_Stated exercise_
Reproduce the lines below verbatim, omitting the pictures from your answer.

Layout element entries
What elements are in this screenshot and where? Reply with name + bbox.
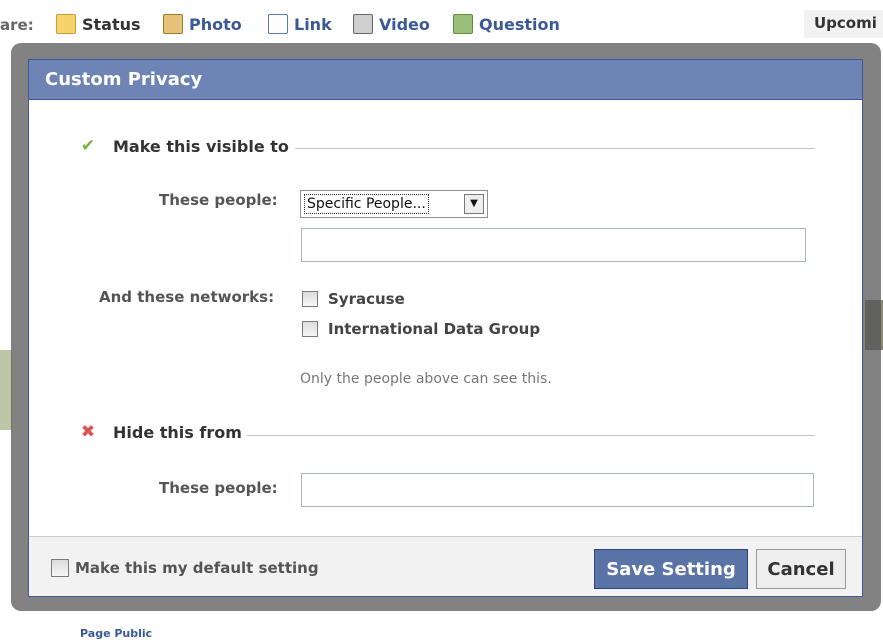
- save-setting-button[interactable]: Save Setting: [594, 549, 748, 589]
- share-question-label: Question: [479, 14, 560, 34]
- dropdown-arrow-icon[interactable]: ▼: [464, 194, 484, 214]
- share-status[interactable]: Status: [56, 14, 141, 34]
- hide-section-title: Hide this from: [113, 422, 242, 442]
- question-icon: [453, 14, 473, 34]
- video-icon: [353, 14, 373, 34]
- status-icon: [56, 14, 76, 34]
- cross-icon: ✖: [80, 422, 96, 442]
- share-photo-label: Photo: [189, 14, 242, 34]
- syracuse-checkbox[interactable]: [302, 291, 318, 307]
- hide-people-input[interactable]: [301, 473, 814, 507]
- background-footer-text[interactable]: Page Public: [80, 627, 152, 640]
- section-divider: [295, 148, 815, 149]
- visible-section-title: Make this visible to: [113, 136, 289, 156]
- share-video-label: Video: [379, 14, 430, 34]
- hide-people-label: These people:: [159, 479, 278, 497]
- share-label: are:: [0, 16, 34, 34]
- share-status-label: Status: [82, 14, 141, 34]
- dialog-header: Custom Privacy: [29, 60, 862, 100]
- hide-section-heading: ✖ Hide this from: [77, 422, 242, 442]
- default-setting-label: Make this my default setting: [75, 559, 319, 577]
- share-link-label: Link: [294, 14, 332, 34]
- page-logo: [8, 626, 58, 639]
- share-link[interactable]: Link: [268, 14, 332, 34]
- visibility-note: Only the people above can see this.: [300, 371, 552, 387]
- default-setting-option[interactable]: Make this my default setting: [51, 559, 319, 577]
- idg-label: International Data Group: [328, 320, 541, 338]
- link-icon: [268, 14, 288, 34]
- visible-people-input[interactable]: [301, 228, 806, 262]
- visible-people-select-value: Specific People...: [304, 194, 429, 214]
- visible-people-select[interactable]: Specific People... ▼: [300, 190, 488, 218]
- default-setting-checkbox[interactable]: [51, 559, 69, 577]
- photo-icon: [163, 14, 183, 34]
- visible-section-heading: ✔ Make this visible to: [77, 136, 289, 156]
- dialog-footer: Make this my default setting Save Settin…: [29, 536, 862, 596]
- checkmark-icon: ✔: [80, 136, 96, 156]
- syracuse-label: Syracuse: [328, 290, 405, 308]
- background-footer: Page Public: [0, 612, 883, 640]
- composer-bar: are: Status Photo Link Video Question Up…: [0, 0, 883, 40]
- section-divider: [247, 435, 815, 436]
- network-option-syracuse[interactable]: Syracuse: [302, 290, 405, 308]
- dialog-title: Custom Privacy: [45, 69, 203, 90]
- upcoming-header: Upcomi: [804, 10, 883, 38]
- visible-people-label: These people:: [159, 191, 278, 209]
- networks-label: And these networks:: [99, 288, 275, 306]
- cancel-button[interactable]: Cancel: [756, 549, 846, 589]
- custom-privacy-dialog: Custom Privacy ✔ Make this visible to Th…: [28, 59, 863, 597]
- share-photo[interactable]: Photo: [163, 14, 242, 34]
- share-question[interactable]: Question: [453, 14, 560, 34]
- network-option-idg[interactable]: International Data Group: [302, 320, 540, 338]
- share-video[interactable]: Video: [353, 14, 430, 34]
- idg-checkbox[interactable]: [302, 321, 318, 337]
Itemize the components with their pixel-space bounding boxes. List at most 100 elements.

_Answer to the task_
What elements are in this screenshot and where? Reply with name + bbox.
- save-setting-button[interactable]: Save Setting: [594, 549, 748, 589]
- share-question-label: Question: [479, 14, 560, 34]
- dropdown-arrow-icon[interactable]: ▼: [464, 194, 484, 214]
- share-status[interactable]: Status: [56, 14, 141, 34]
- hide-section-title: Hide this from: [113, 422, 242, 442]
- question-icon: [453, 14, 473, 34]
- video-icon: [353, 14, 373, 34]
- status-icon: [56, 14, 76, 34]
- cross-icon: ✖: [80, 422, 96, 442]
- share-photo-label: Photo: [189, 14, 242, 34]
- syracuse-checkbox[interactable]: [302, 291, 318, 307]
- hide-people-input[interactable]: [301, 473, 814, 507]
- background-footer-text[interactable]: Page Public: [80, 627, 152, 640]
- section-divider: [295, 148, 815, 149]
- visible-section-title: Make this visible to: [113, 136, 289, 156]
- share-video-label: Video: [379, 14, 430, 34]
- hide-people-label: These people:: [159, 479, 278, 497]
- share-label: are:: [0, 16, 34, 34]
- share-status-label: Status: [82, 14, 141, 34]
- dialog-header: Custom Privacy: [29, 60, 862, 100]
- hide-section-heading: ✖ Hide this from: [77, 422, 242, 442]
- default-setting-label: Make this my default setting: [75, 559, 319, 577]
- share-link-label: Link: [294, 14, 332, 34]
- page-logo: [8, 626, 58, 639]
- share-link[interactable]: Link: [268, 14, 332, 34]
- visibility-note: Only the people above can see this.: [300, 371, 552, 387]
- default-setting-option[interactable]: Make this my default setting: [51, 559, 319, 577]
- idg-label: International Data Group: [328, 320, 541, 338]
- link-icon: [268, 14, 288, 34]
- visible-people-input[interactable]: [301, 228, 806, 262]
- visible-people-select-value: Specific People...: [304, 194, 429, 214]
- visible-people-select[interactable]: Specific People... ▼: [300, 190, 488, 218]
- default-setting-checkbox[interactable]: [51, 559, 69, 577]
- photo-icon: [163, 14, 183, 34]
- visible-section-heading: ✔ Make this visible to: [77, 136, 289, 156]
- dialog-footer: Make this my default setting Save Settin…: [29, 536, 862, 596]
- checkmark-icon: ✔: [80, 136, 96, 156]
- syracuse-label: Syracuse: [328, 290, 405, 308]
- background-footer: Page Public: [0, 612, 883, 640]
- composer-bar: are: Status Photo Link Video Question Up…: [0, 0, 883, 40]
- section-divider: [247, 435, 815, 436]
- network-option-syracuse[interactable]: Syracuse: [302, 290, 405, 308]
- dialog-title: Custom Privacy: [45, 69, 203, 90]
- upcoming-header: Upcomi: [804, 10, 883, 38]
- visible-people-label: These people:: [159, 191, 278, 209]
- networks-label: And these networks:: [99, 288, 275, 306]
- cancel-button[interactable]: Cancel: [756, 549, 846, 589]
- custom-privacy-dialog: Custom Privacy ✔ Make this visible to Th…: [28, 59, 863, 597]
- share-photo[interactable]: Photo: [163, 14, 242, 34]
- share-question[interactable]: Question: [453, 14, 560, 34]
- network-option-idg[interactable]: International Data Group: [302, 320, 540, 338]
- share-video[interactable]: Video: [353, 14, 430, 34]
- idg-checkbox[interactable]: [302, 321, 318, 337]
Itemize the components with their pixel-space bounding boxes. List at most 100 elements.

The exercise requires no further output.